Element and region data:

★ ★ ★

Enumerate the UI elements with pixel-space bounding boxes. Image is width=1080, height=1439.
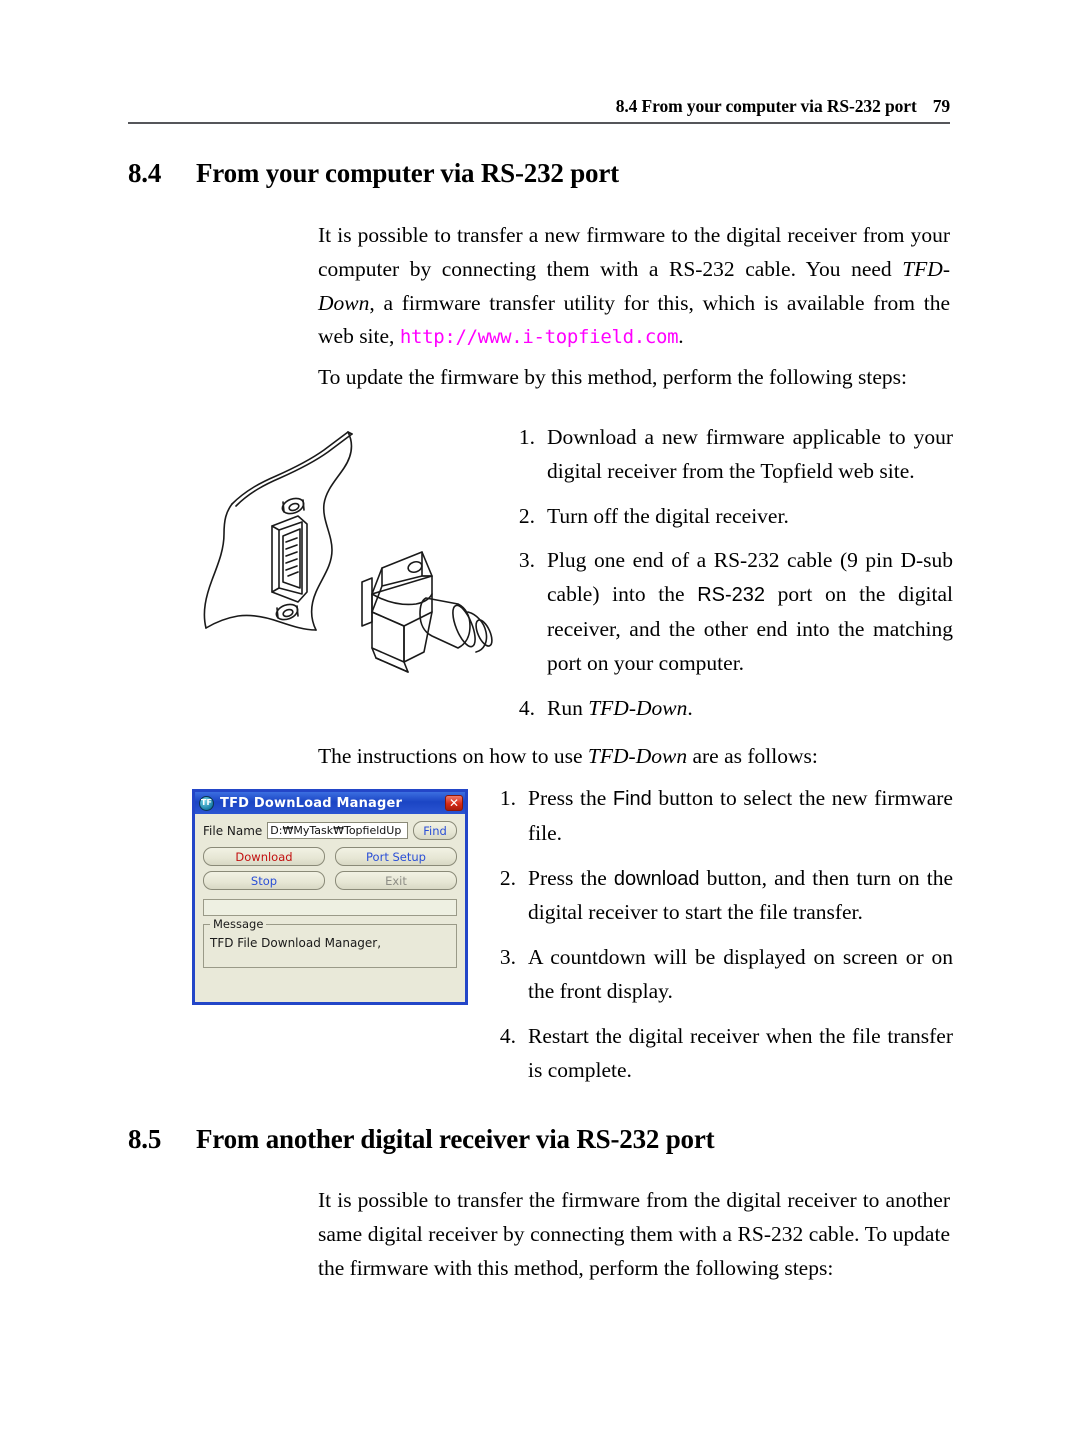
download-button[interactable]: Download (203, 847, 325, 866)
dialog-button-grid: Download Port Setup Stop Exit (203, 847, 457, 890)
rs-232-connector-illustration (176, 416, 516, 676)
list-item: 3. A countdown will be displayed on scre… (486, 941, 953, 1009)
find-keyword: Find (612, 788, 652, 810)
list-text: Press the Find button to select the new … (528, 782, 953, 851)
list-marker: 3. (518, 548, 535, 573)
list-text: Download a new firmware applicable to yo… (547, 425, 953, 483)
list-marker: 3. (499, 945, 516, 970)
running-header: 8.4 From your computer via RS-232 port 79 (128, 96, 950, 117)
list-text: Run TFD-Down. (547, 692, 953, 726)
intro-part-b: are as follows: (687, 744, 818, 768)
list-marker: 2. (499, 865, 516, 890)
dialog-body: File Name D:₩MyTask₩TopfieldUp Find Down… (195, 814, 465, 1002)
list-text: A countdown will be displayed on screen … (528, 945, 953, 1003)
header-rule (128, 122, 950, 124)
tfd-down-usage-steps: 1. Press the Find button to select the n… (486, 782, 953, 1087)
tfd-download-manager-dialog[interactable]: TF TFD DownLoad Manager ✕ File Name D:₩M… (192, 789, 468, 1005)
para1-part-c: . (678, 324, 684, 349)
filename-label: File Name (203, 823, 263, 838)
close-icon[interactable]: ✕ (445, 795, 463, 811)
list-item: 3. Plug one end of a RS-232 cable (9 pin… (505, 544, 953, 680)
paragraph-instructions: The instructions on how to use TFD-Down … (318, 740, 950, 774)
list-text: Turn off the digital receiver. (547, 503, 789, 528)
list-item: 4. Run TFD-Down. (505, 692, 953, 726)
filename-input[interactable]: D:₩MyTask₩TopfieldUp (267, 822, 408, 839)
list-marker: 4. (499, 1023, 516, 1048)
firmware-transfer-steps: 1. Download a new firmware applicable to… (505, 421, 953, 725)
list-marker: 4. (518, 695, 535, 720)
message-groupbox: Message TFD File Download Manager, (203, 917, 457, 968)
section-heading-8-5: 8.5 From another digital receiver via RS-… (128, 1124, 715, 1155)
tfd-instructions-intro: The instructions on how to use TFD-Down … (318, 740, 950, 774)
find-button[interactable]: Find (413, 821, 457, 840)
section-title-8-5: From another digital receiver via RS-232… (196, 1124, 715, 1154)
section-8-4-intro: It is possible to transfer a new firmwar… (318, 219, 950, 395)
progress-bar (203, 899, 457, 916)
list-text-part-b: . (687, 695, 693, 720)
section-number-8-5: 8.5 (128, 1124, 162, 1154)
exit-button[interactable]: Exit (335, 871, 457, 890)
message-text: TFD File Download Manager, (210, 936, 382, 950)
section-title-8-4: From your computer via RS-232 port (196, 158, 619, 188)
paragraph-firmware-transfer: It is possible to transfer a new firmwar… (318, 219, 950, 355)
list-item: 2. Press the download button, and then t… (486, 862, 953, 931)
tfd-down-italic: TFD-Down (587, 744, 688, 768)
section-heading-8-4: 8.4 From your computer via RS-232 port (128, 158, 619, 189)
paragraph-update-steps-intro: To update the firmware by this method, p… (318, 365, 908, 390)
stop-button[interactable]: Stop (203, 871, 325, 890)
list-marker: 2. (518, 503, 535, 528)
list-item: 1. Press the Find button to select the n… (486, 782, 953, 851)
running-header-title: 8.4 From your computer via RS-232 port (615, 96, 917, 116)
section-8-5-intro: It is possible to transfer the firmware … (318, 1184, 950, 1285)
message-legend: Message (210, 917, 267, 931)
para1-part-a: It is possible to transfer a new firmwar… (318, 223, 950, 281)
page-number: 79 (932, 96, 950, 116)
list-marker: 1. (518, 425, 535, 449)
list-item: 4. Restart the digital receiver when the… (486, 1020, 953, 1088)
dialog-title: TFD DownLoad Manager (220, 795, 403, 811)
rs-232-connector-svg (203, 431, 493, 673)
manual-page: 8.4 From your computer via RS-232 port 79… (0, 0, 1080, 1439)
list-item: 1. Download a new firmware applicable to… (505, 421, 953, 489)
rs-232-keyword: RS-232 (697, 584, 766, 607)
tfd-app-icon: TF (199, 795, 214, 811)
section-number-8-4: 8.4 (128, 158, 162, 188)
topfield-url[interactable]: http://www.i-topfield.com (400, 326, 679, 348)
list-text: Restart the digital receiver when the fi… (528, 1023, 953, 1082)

★ ★ ★

→ Problem to work on
Please express every line of the data above as a JSON list of strings, one string per line, with blank lines and the pictures left out.

→ Exercise response
[
  "Enumerate the UI elements with pixel-space bounding boxes. Image is width=1080, height=1439.",
  "download-button[interactable]: Download (203, 847, 325, 866)",
  "dialog-button-grid: Download Port Setup Stop Exit (203, 847, 457, 890)",
  "rs-232-connector-illustration (176, 416, 516, 676)",
  "list-item: 3. A countdown will be displayed on scre… (486, 941, 953, 1009)",
  "find-keyword: Find (612, 788, 652, 810)",
  "list-text: Press the Find button to select the new … (528, 782, 953, 851)",
  "list-marker: 3. (518, 548, 535, 573)",
  "list-text: Download a new firmware applicable to yo… (547, 425, 953, 483)",
  "list-marker: 3. (499, 945, 516, 970)",
  "running-header: 8.4 From your computer via RS-232 port 79 (128, 96, 950, 117)",
  "list-text: Run TFD-Down. (547, 692, 953, 726)",
  "intro-part-b: are as follows: (687, 744, 818, 768)",
  "list-marker: 2. (499, 865, 516, 890)",
  "dialog-body: File Name D:₩MyTask₩TopfieldUp Find Down… (195, 814, 465, 1002)",
  "list-text: A countdown will be displayed on screen … (528, 945, 953, 1003)",
  "header-rule (128, 122, 950, 124)",
  "tfd-down-usage-steps: 1. Press the Find button to select the n… (486, 782, 953, 1087)",
  "tfd-download-manager-dialog[interactable]: TF TFD DownLoad Manager ✕ File Name D:₩M… (192, 789, 468, 1005)",
  "para1-part-c: . (678, 324, 684, 349)",
  "filename-label: File Name (203, 823, 263, 838)",
  "close-icon[interactable]: ✕ (445, 795, 463, 811)",
  "list-item: 3. Plug one end of a RS-232 cable (9 pin… (505, 544, 953, 680)",
  "paragraph-instructions: The instructions on how to use TFD-Down … (318, 740, 950, 774)",
  "list-text: Turn off the digital receiver. (547, 503, 789, 528)",
  "list-item: 4. Run TFD-Down. (505, 692, 953, 726)",
  "filename-input[interactable]: D:₩MyTask₩TopfieldUp (267, 822, 408, 839)",
  "list-marker: 4. (499, 1023, 516, 1048)",
  "firmware-transfer-steps: 1. Download a new firmware applicable to… (505, 421, 953, 725)",
  "list-marker: 4. (518, 695, 535, 720)",
  "message-groupbox: Message TFD File Download Manager, (203, 917, 457, 968)",
  "section-heading-8-5: 8.5 From another digital receiver via RS-… (128, 1124, 715, 1155)",
  "tfd-instructions-intro: The instructions on how to use TFD-Down … (318, 740, 950, 774)",
  "find-button[interactable]: Find (413, 821, 457, 840)",
  "section-title-8-5: From another digital receiver via RS-232… (196, 1124, 715, 1154)",
  "section-8-4-intro: It is possible to transfer a new firmwar… (318, 219, 950, 395)",
  "progress-bar (203, 899, 457, 916)",
  "list-text-part-b: . (687, 695, 693, 720)",
  "section-number-8-5: 8.5 (128, 1124, 162, 1154)",
  "exit-button[interactable]: Exit (335, 871, 457, 890)",
  "message-text: TFD File Download Manager, (210, 936, 382, 950)",
  "section-title-8-4: From your computer via RS-232 port (196, 158, 619, 188)",
  "paragraph-firmware-transfer: It is possible to transfer a new firmwar… (318, 219, 950, 355)",
  "list-item: 2. Press the download button, and then t… (486, 862, 953, 931)",
  "tfd-down-italic: TFD-Down (587, 744, 688, 768)",
  "section-heading-8-4: 8.4 From your computer via RS-232 port (128, 158, 619, 189)",
  "paragraph-update-steps-intro: To update the firmware by this method, p… (318, 365, 908, 390)",
  "stop-button[interactable]: Stop (203, 871, 325, 890)",
  "list-marker: 2. (518, 503, 535, 528)",
  "list-item: 1. Press the Find button to select the n… (486, 782, 953, 851)",
  "running-header-title: 8.4 From your computer via RS-232 port (615, 96, 917, 116)",
  "section-8-5-intro: It is possible to transfer the firmware … (318, 1184, 950, 1285)",
  "message-legend: Message (210, 917, 267, 931)",
  "para1-part-a: It is possible to transfer a new firmwar… (318, 223, 950, 281)",
  "page-number: 79 (932, 96, 950, 116)",
  "list-marker: 1. (518, 425, 535, 449)",
  "list-item: 4. Restart the digital receiver when the… (486, 1020, 953, 1088)",
  "dialog-title: TFD DownLoad Manager (220, 795, 403, 811)",
  "rs-232-connector-svg (203, 431, 493, 673)",
  "manual-page: 8.4 From your computer via RS-232 port 79… (0, 0, 1080, 1439)",
  "list-item: 1. Download a new firmware applicable to… (505, 421, 953, 489)",
  "rs-232-keyword: RS-232 (697, 584, 766, 607)",
  "tfd-app-icon: TF (199, 795, 214, 811)",
  "section-number-8-4: 8.4 (128, 158, 162, 188)",
  "topfield-url[interactable]: http://www.i-topfield.com (400, 326, 679, 348)",
  "list-text: Restart the digital receiver when the fi… (528, 1023, 953, 1082)"
]